Dataset content.

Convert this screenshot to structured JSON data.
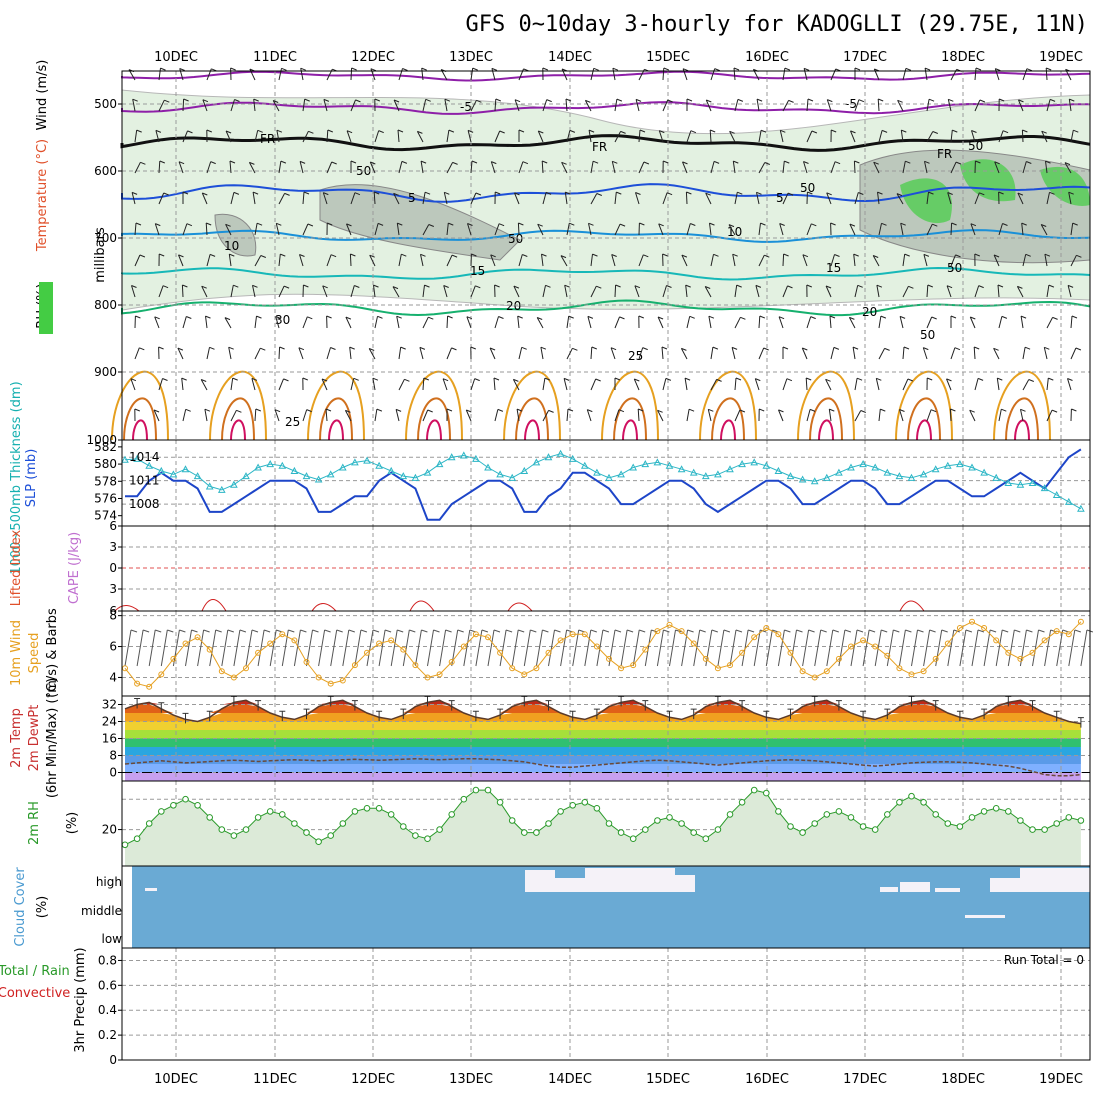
{
  "title": "GFS 0~10day 3-hourly for KADOGLLI (29.75E, 11N)",
  "dates": [
    "10DEC",
    "11DEC",
    "12DEC",
    "13DEC",
    "14DEC",
    "15DEC",
    "16DEC",
    "17DEC",
    "18DEC",
    "19DEC"
  ],
  "panels": {
    "upper": {
      "ylabel_wind": "Wind (m/s)",
      "ylabel_temp": "Temperature (°C)",
      "ylabel_rh": "RH (%)",
      "ylabel_pressure": "millibars",
      "pressure_ticks": [
        "500",
        "600",
        "700",
        "800",
        "900",
        "1000"
      ],
      "isotherm_labels": [
        "-5",
        "-5",
        "FR",
        "FR",
        "FR",
        "5",
        "5",
        "10",
        "10",
        "15",
        "15",
        "20",
        "20",
        "25",
        "25",
        "50",
        "50",
        "50",
        "50",
        "30",
        "50",
        "50"
      ]
    },
    "slp": {
      "ylabel_slp": "SLP (mb)",
      "ylabel_thick": "1000~500mb Thickness (dm)",
      "left_ticks": [
        "582",
        "580",
        "578",
        "576",
        "574"
      ],
      "right_ticks": [
        "1014",
        "1011",
        "1008"
      ]
    },
    "li": {
      "ylabel_li": "Lifted Index",
      "ylabel_cape": "CAPE (J/kg)",
      "ticks": [
        "6",
        "3",
        "0",
        "3",
        "6"
      ]
    },
    "wind10": {
      "ylabel_a": "10m Wind",
      "ylabel_b": "Speed",
      "ylabel_c": "(m/s) & Barbs",
      "ticks": [
        "8",
        "6",
        "4"
      ]
    },
    "temp2m": {
      "ylabel_a": "2m Temp",
      "ylabel_b": "2m DewPt",
      "ylabel_c": "(6hr Min/Max) (°C)",
      "ticks": [
        "32",
        "24",
        "16",
        "8",
        "0"
      ]
    },
    "rh2m": {
      "ylabel_a": "2m RH",
      "ylabel_b": "(%)",
      "ticks": [
        "20"
      ]
    },
    "cloud": {
      "ylabel_a": "Cloud Cover",
      "ylabel_b": "(%)",
      "levels": [
        "high",
        "middle",
        "low"
      ],
      "color": "#6aaad4"
    },
    "precip": {
      "ylabel_a": "Total / Rain",
      "ylabel_b": "Convective",
      "ylabel_c": "3hr Precip (mm)",
      "ticks": [
        "0.8",
        "0.6",
        "0.4",
        "0.2",
        "0"
      ],
      "run_total": "Run Total = 0"
    }
  },
  "chart_data": [
    {
      "type": "line",
      "panel": "2m RH (%)",
      "x_unit": "3-hour steps from 9 Dec 12Z",
      "x": [
        0,
        1,
        2,
        3,
        4,
        5,
        6,
        7,
        8,
        9,
        10,
        11,
        12,
        13,
        14,
        15,
        16,
        17,
        18,
        19,
        20,
        21,
        22,
        23,
        24,
        25,
        26,
        27,
        28,
        29,
        30,
        31,
        32,
        33,
        34,
        35,
        36,
        37,
        38,
        39,
        40,
        41,
        42,
        43,
        44,
        45,
        46,
        47,
        48,
        49,
        50,
        51,
        52,
        53,
        54,
        55,
        56,
        57,
        58,
        59,
        60,
        61,
        62,
        63,
        64,
        65,
        66,
        67,
        68,
        69,
        70,
        71,
        72,
        73,
        74,
        75,
        76,
        77,
        78,
        79
      ],
      "series": [
        {
          "values": [
            15,
            17,
            22,
            26,
            28,
            30,
            28,
            24,
            20,
            18,
            20,
            24,
            26,
            25,
            22,
            19,
            16,
            18,
            22,
            26,
            27,
            27,
            25,
            21,
            18,
            17,
            20,
            25,
            30,
            33,
            33,
            29,
            23,
            19,
            19,
            22,
            26,
            28,
            29,
            27,
            22,
            19,
            17,
            20,
            23,
            24,
            22,
            19,
            17,
            20,
            25,
            29,
            33,
            32,
            26,
            21,
            19,
            22,
            25,
            26,
            24,
            21,
            20,
            25,
            29,
            31,
            29,
            25,
            22,
            21,
            24,
            26,
            27,
            26,
            23,
            20,
            20,
            22,
            24,
            23
          ]
        }
      ]
    },
    {
      "type": "line",
      "panel": "10m Wind Speed (m/s)",
      "x_unit": "3-hour steps from 9 Dec 12Z",
      "ylim": [
        2.8,
        8.3
      ],
      "series": [
        {
          "values": [
            4.6,
            3.6,
            3.4,
            4.2,
            5.2,
            6.2,
            6.6,
            5.8,
            4.4,
            4.0,
            4.6,
            5.6,
            6.2,
            6.8,
            6.4,
            5.0,
            4.0,
            3.6,
            3.8,
            4.8,
            5.6,
            6.2,
            6.4,
            5.8,
            4.8,
            4.0,
            4.2,
            5.0,
            6.0,
            6.8,
            6.6,
            5.6,
            4.6,
            4.2,
            4.6,
            5.6,
            6.4,
            6.8,
            6.8,
            6.0,
            5.2,
            4.6,
            4.8,
            5.8,
            7.0,
            7.4,
            7.0,
            6.2,
            5.2,
            4.6,
            4.8,
            5.6,
            6.6,
            7.2,
            6.8,
            5.6,
            4.4,
            4.0,
            4.4,
            5.2,
            6.0,
            6.4,
            6.0,
            5.4,
            4.6,
            4.2,
            4.4,
            5.2,
            6.2,
            7.2,
            7.6,
            7.2,
            6.4,
            5.6,
            5.2,
            5.6,
            6.4,
            7.0,
            6.8,
            7.6
          ]
        }
      ]
    },
    {
      "type": "line",
      "panel": "SLP (mb) and 1000~500mb Thickness (dm)",
      "x_unit": "3-hour steps from 9 Dec 12Z",
      "series": [
        {
          "values": [
            1009,
            1009,
            1011,
            1012,
            1011,
            1011,
            1010,
            1007,
            1007,
            1008,
            1009,
            1010,
            1011,
            1011,
            1011,
            1010,
            1007,
            1007,
            1008,
            1009,
            1009,
            1011,
            1012,
            1011,
            1010,
            1006,
            1006,
            1008,
            1009,
            1010,
            1011,
            1011,
            1010,
            1007,
            1007,
            1009,
            1010,
            1012,
            1012,
            1011,
            1010,
            1008,
            1008,
            1009,
            1010,
            1011,
            1011,
            1010,
            1008,
            1007,
            1008,
            1009,
            1010,
            1011,
            1011,
            1010,
            1008,
            1008,
            1009,
            1010,
            1011,
            1011,
            1010,
            1008,
            1008,
            1009,
            1010,
            1011,
            1011,
            1010,
            1009,
            1009,
            1010,
            1011,
            1012,
            1011,
            1010,
            1012,
            1014,
            1015
          ]
        },
        {
          "values": [
            580.5,
            580.6,
            579.8,
            579.2,
            578.8,
            579.4,
            578.6,
            577.4,
            577.0,
            577.6,
            578.6,
            579.6,
            580.0,
            579.8,
            579.2,
            578.6,
            578.2,
            578.8,
            579.6,
            580.2,
            580.4,
            579.8,
            579.2,
            578.6,
            578.4,
            579.0,
            580.0,
            580.8,
            581.0,
            580.6,
            579.6,
            578.8,
            578.4,
            579.2,
            580.2,
            580.8,
            581.2,
            580.6,
            579.8,
            579.0,
            578.4,
            578.8,
            579.6,
            580.0,
            580.2,
            579.8,
            579.4,
            579.0,
            578.6,
            578.8,
            579.4,
            580.0,
            580.2,
            579.8,
            579.2,
            578.6,
            578.2,
            578.0,
            578.4,
            579.0,
            579.6,
            580.0,
            579.6,
            579.0,
            578.6,
            578.4,
            578.8,
            579.4,
            579.8,
            580.0,
            579.6,
            579.0,
            578.4,
            577.8,
            577.6,
            577.8,
            577.2,
            576.4,
            575.6,
            574.8
          ]
        }
      ]
    },
    {
      "type": "area",
      "panel": "2m Temp / 2m DewPt (°C)",
      "ylim": [
        -4,
        36
      ],
      "series": [
        {
          "values": [
            30,
            32,
            33,
            30,
            27,
            25,
            24,
            26,
            30,
            33,
            34,
            31,
            28,
            26,
            25,
            27,
            31,
            33,
            34,
            31,
            28,
            26,
            25,
            27,
            31,
            33,
            34,
            31,
            28,
            26,
            25,
            27,
            31,
            33,
            34,
            31,
            28,
            26,
            25,
            27,
            31,
            33,
            34,
            31,
            28,
            26,
            25,
            27,
            31,
            33,
            34,
            31,
            28,
            26,
            25,
            27,
            31,
            33,
            34,
            31,
            28,
            26,
            25,
            27,
            31,
            33,
            34,
            31,
            28,
            26,
            25,
            27,
            31,
            33,
            34,
            31,
            28,
            26,
            24,
            23
          ]
        },
        {
          "values": [
            4,
            4.5,
            5,
            5.5,
            5,
            4.5,
            4.8,
            5.2,
            5.5,
            5.8,
            5.5,
            5.2,
            5.5,
            5.8,
            6,
            5.8,
            5.5,
            5.8,
            6,
            6.2,
            6,
            5.8,
            6,
            6.2,
            6.5,
            6.2,
            6,
            6.2,
            6.5,
            6.5,
            6.2,
            6,
            5.5,
            5,
            4,
            3,
            2.5,
            2.5,
            3,
            3.5,
            4,
            4.5,
            5,
            5.5,
            5.8,
            5.5,
            5,
            4.5,
            4,
            3.5,
            4,
            4.5,
            5,
            5.5,
            5.8,
            6,
            5.8,
            5.5,
            5,
            4.5,
            4,
            3.5,
            3,
            3.5,
            4,
            4.5,
            4.8,
            5,
            5,
            4.8,
            4.5,
            4,
            3.5,
            3,
            2,
            0.5,
            -1,
            -1.5,
            -1.5,
            -1
          ]
        }
      ]
    },
    {
      "type": "bar",
      "panel": "Cloud Cover (%)",
      "series": [
        {
          "name": "high",
          "values": [
            0,
            20,
            0,
            0,
            0,
            0,
            0,
            0,
            0,
            0,
            0,
            0,
            0,
            0,
            0,
            0,
            0,
            0,
            0,
            0,
            0,
            0,
            0,
            0,
            0,
            0,
            0,
            0,
            0,
            0,
            0,
            0,
            0,
            0,
            0,
            0,
            0,
            0,
            0,
            0,
            0,
            0,
            0,
            0,
            0,
            0,
            0,
            0,
            0,
            0,
            0,
            0,
            0,
            0,
            0,
            0,
            0,
            0,
            0,
            0,
            0,
            0,
            0,
            0,
            0,
            0,
            0,
            0,
            0,
            0,
            0,
            0,
            0,
            0,
            0,
            0,
            0,
            0,
            0,
            0
          ]
        }
      ]
    },
    {
      "type": "bar",
      "panel": "3hr Precip (mm)",
      "ylim": [
        0,
        0.9
      ],
      "series": [
        {
          "values": []
        }
      ]
    }
  ]
}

Directions. Copy each line of the records containing the string "Cover".

Task output.
      "ylabel_a": "Cloud Cover",
      "panel": "Cloud Cover (%)",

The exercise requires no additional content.